--- begin Exercise data ---
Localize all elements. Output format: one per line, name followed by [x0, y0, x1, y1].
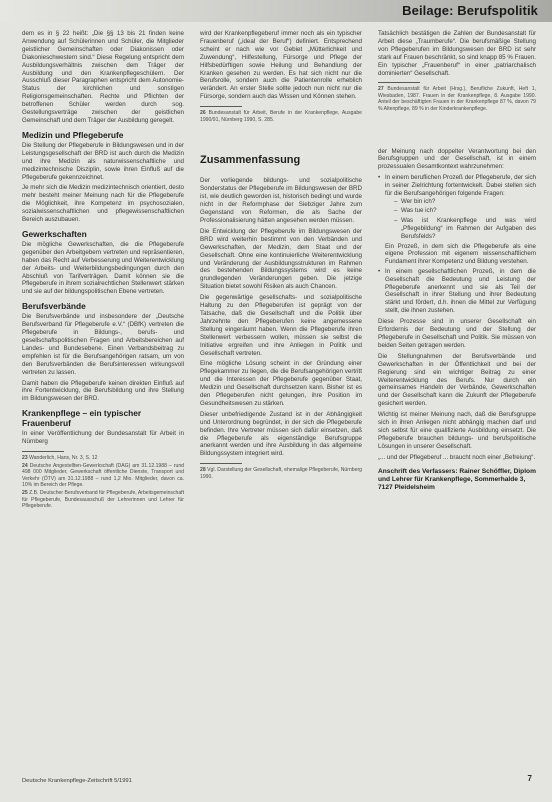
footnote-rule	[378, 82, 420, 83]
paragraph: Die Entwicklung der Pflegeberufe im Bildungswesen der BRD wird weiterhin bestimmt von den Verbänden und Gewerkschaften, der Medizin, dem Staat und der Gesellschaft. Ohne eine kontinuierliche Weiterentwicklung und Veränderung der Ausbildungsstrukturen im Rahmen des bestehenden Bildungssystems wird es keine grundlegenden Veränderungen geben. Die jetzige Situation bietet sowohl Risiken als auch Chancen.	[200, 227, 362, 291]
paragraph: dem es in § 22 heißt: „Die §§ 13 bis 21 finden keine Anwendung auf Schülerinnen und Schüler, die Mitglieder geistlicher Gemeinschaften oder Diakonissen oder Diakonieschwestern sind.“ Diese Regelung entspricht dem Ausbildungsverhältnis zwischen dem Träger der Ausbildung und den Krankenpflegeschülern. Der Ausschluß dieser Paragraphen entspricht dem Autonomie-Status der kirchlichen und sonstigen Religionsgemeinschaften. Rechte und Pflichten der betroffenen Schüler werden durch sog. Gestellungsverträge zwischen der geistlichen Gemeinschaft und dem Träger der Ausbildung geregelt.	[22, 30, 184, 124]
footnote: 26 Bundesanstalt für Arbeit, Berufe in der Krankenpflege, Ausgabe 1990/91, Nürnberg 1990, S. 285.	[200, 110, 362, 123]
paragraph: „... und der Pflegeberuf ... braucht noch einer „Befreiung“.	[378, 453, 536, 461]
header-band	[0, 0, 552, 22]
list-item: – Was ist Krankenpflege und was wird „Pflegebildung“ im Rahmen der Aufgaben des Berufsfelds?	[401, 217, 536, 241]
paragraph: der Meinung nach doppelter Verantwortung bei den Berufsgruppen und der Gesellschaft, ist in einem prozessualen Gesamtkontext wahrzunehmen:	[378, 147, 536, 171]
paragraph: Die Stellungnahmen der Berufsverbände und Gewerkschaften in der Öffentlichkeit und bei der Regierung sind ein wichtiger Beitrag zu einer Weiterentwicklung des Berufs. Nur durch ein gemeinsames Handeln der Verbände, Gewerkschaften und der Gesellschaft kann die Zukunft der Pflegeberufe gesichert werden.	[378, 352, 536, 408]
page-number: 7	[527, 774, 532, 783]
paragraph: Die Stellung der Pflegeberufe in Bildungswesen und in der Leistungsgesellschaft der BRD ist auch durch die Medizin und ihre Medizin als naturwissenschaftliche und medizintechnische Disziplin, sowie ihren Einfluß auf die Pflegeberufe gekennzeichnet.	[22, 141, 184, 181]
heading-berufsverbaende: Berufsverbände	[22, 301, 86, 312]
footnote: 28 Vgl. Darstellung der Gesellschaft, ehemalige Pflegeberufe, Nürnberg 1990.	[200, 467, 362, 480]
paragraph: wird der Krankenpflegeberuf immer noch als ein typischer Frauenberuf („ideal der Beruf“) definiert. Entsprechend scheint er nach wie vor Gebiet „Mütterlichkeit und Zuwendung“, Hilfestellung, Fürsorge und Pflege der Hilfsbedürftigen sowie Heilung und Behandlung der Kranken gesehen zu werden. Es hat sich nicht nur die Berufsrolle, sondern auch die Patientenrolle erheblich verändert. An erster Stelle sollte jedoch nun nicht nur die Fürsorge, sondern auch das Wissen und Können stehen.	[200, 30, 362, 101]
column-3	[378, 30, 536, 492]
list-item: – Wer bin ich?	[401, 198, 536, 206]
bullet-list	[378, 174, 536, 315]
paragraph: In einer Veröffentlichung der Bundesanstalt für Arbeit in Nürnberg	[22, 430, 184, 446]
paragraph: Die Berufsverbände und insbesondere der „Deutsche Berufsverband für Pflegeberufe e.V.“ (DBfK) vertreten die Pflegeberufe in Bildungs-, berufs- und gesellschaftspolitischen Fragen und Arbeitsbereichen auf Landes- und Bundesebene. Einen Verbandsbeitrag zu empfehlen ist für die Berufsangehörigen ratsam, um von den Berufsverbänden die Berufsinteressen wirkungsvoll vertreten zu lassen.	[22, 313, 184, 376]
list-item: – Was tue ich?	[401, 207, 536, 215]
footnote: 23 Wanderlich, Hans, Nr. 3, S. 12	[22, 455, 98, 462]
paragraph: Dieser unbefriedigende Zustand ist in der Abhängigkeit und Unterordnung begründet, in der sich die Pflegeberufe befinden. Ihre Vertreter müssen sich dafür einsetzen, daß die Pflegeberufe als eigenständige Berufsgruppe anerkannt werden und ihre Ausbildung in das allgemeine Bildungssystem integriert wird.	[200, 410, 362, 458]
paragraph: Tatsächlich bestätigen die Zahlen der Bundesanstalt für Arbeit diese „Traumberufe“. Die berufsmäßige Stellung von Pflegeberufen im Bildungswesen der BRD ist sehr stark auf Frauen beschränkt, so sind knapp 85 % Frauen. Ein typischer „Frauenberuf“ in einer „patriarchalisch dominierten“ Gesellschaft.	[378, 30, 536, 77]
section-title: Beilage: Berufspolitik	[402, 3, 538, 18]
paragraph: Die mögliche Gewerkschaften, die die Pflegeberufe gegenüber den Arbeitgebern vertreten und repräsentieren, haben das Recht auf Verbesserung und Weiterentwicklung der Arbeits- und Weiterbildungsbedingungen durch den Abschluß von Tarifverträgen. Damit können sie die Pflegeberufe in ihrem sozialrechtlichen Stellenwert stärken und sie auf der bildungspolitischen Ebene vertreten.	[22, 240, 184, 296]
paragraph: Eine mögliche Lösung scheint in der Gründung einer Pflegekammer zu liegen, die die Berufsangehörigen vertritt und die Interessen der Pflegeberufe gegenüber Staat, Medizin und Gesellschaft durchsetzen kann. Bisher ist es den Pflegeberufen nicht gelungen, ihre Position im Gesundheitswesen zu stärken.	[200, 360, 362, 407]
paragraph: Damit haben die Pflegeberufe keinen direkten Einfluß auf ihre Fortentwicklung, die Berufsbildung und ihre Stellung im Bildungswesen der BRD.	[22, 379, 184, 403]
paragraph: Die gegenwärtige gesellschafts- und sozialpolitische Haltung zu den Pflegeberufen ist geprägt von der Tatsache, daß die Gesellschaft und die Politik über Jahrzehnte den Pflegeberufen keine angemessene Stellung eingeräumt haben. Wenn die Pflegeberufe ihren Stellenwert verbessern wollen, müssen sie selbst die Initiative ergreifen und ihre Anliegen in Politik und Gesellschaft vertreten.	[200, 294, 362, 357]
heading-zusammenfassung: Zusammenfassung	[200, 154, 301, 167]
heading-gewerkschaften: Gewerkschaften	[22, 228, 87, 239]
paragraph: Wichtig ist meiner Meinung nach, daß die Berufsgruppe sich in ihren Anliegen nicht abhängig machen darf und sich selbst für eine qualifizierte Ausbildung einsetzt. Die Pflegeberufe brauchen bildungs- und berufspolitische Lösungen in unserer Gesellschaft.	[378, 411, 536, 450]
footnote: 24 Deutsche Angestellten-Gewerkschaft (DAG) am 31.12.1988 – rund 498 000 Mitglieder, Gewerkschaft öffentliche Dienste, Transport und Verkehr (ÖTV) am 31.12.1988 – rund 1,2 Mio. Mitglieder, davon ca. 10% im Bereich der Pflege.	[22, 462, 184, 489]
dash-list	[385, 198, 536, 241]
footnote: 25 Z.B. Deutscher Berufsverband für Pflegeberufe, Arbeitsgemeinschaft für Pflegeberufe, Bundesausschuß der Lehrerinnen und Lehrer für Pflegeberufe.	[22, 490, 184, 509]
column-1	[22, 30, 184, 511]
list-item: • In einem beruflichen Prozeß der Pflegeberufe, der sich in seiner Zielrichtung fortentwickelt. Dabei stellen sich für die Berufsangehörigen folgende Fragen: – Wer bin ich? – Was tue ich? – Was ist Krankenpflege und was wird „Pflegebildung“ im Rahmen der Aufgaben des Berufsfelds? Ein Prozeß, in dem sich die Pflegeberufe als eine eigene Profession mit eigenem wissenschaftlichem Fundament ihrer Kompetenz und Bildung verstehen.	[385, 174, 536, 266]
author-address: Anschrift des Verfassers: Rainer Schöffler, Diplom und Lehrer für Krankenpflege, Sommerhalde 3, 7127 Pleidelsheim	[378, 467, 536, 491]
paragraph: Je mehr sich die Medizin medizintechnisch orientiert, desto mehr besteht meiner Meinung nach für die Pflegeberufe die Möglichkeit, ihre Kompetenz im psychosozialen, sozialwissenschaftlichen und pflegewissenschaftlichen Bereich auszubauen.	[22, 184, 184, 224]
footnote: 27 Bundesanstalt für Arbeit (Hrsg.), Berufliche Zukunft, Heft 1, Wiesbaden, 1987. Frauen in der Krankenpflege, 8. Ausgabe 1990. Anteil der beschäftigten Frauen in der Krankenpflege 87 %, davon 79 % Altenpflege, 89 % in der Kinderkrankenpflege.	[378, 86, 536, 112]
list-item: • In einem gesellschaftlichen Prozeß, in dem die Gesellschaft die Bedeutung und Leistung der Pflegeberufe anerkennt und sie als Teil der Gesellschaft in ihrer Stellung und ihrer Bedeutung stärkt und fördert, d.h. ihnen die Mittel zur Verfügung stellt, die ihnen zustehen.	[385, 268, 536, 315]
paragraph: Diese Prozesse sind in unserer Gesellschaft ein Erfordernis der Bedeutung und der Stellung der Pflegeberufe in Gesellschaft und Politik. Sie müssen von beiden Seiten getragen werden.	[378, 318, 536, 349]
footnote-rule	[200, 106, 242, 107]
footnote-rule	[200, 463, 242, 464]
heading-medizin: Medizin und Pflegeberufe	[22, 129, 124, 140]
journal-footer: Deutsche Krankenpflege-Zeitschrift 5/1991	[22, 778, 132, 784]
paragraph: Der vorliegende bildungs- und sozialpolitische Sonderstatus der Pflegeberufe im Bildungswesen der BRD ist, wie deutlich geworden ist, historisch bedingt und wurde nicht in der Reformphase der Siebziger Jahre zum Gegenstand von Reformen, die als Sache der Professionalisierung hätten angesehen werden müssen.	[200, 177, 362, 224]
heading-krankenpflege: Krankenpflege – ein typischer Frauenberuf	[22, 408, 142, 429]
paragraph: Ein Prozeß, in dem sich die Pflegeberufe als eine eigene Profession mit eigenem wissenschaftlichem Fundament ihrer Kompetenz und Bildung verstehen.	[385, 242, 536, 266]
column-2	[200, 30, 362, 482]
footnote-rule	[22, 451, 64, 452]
--- end Exercise data ---
Transcribe the material without any changes, beginning at the line that contains "82, 420, 83]" and stopping after the line that contains "paragraph: Die Entwicklung".

Completed task
footnote-rule	[378, 82, 420, 83]
paragraph: Die Entwicklung der Pflegeberufe im Bildungswesen der BRD wird weiterhin bestimmt von den Verbänden und Gewerkschaften, der Medizin, dem Staat und der Gesellschaft. Ohne eine kontinuierliche Weiterentwicklung und Veränderung der Ausbildungsstrukturen im Rahmen des bestehenden Bildungssystems wird es keine grundlegenden Veränderungen geben. Die jetzige Situation bietet sowohl Risiken als auch Chancen.	[200, 227, 362, 291]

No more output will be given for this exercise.